> [TASK MATERIAL]
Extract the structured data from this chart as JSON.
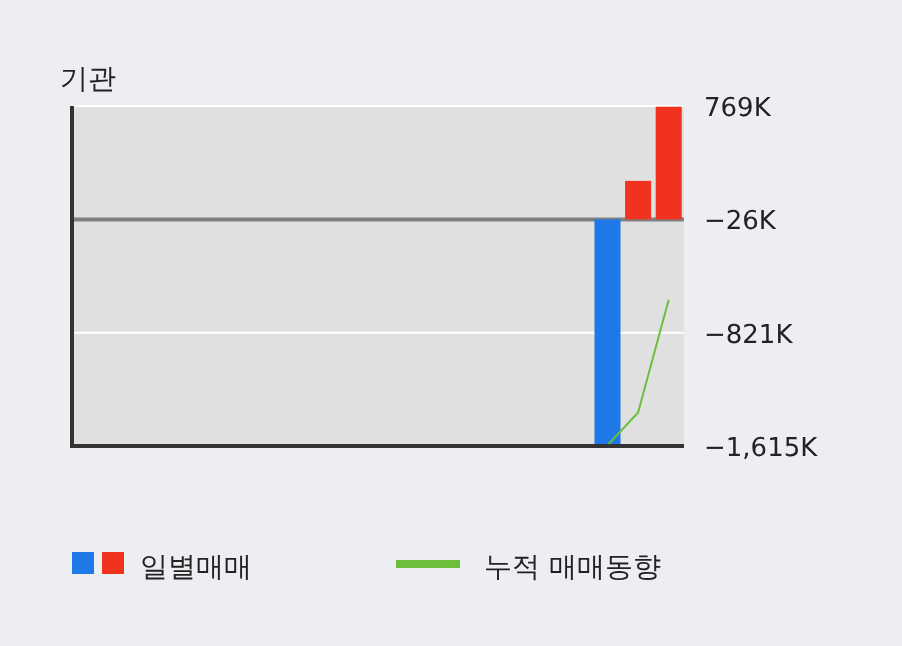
{
  "chart_data": {
    "type": "bar",
    "title": "기관",
    "categories": [
      null,
      null,
      null,
      null,
      null,
      null,
      null,
      null,
      null,
      null,
      null,
      null,
      null,
      null,
      null,
      null,
      null,
      null,
      null,
      null
    ],
    "series": [
      {
        "name": "일별매매",
        "colors": [
          null,
          null,
          null,
          null,
          null,
          null,
          null,
          null,
          null,
          null,
          null,
          null,
          null,
          null,
          null,
          null,
          null,
          "#1e78e8",
          "#f0321e",
          "#f0321e"
        ],
        "base": [
          null,
          null,
          null,
          null,
          null,
          null,
          null,
          null,
          null,
          null,
          null,
          null,
          null,
          null,
          null,
          null,
          null,
          -26,
          -26,
          -26
        ],
        "values": [
          null,
          null,
          null,
          null,
          null,
          null,
          null,
          null,
          null,
          null,
          null,
          null,
          null,
          null,
          null,
          null,
          null,
          -1590,
          270,
          790
        ]
      },
      {
        "name": "누적 매매동향",
        "type": "line",
        "color": "#6cbe3c",
        "values": [
          null,
          null,
          null,
          null,
          null,
          null,
          null,
          null,
          null,
          null,
          null,
          null,
          null,
          null,
          null,
          null,
          null,
          -1610,
          -1380,
          -590
        ]
      }
    ],
    "ylim": [
      -1615,
      769
    ],
    "yticks": [
      {
        "value": 769,
        "label": "769K"
      },
      {
        "value": -26,
        "label": "−26K"
      },
      {
        "value": -821,
        "label": "−821K"
      },
      {
        "value": -1615,
        "label": "−1,615K"
      }
    ],
    "ref_lines": [
      {
        "axis": "y",
        "value": 769,
        "color": "#ffffff"
      },
      {
        "axis": "y",
        "value": -26,
        "color": "#808080"
      },
      {
        "axis": "y",
        "value": -821,
        "color": "#ffffff"
      }
    ],
    "legend": "bottom"
  }
}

> [TASK BRIEF] Gather each line of the listing that holds the string "label".

> [ANSWER TO THE EXERCISE]
        "label": "769K"
        "label": "−26K"
        "label": "−821K"
        "label": "−1,615K"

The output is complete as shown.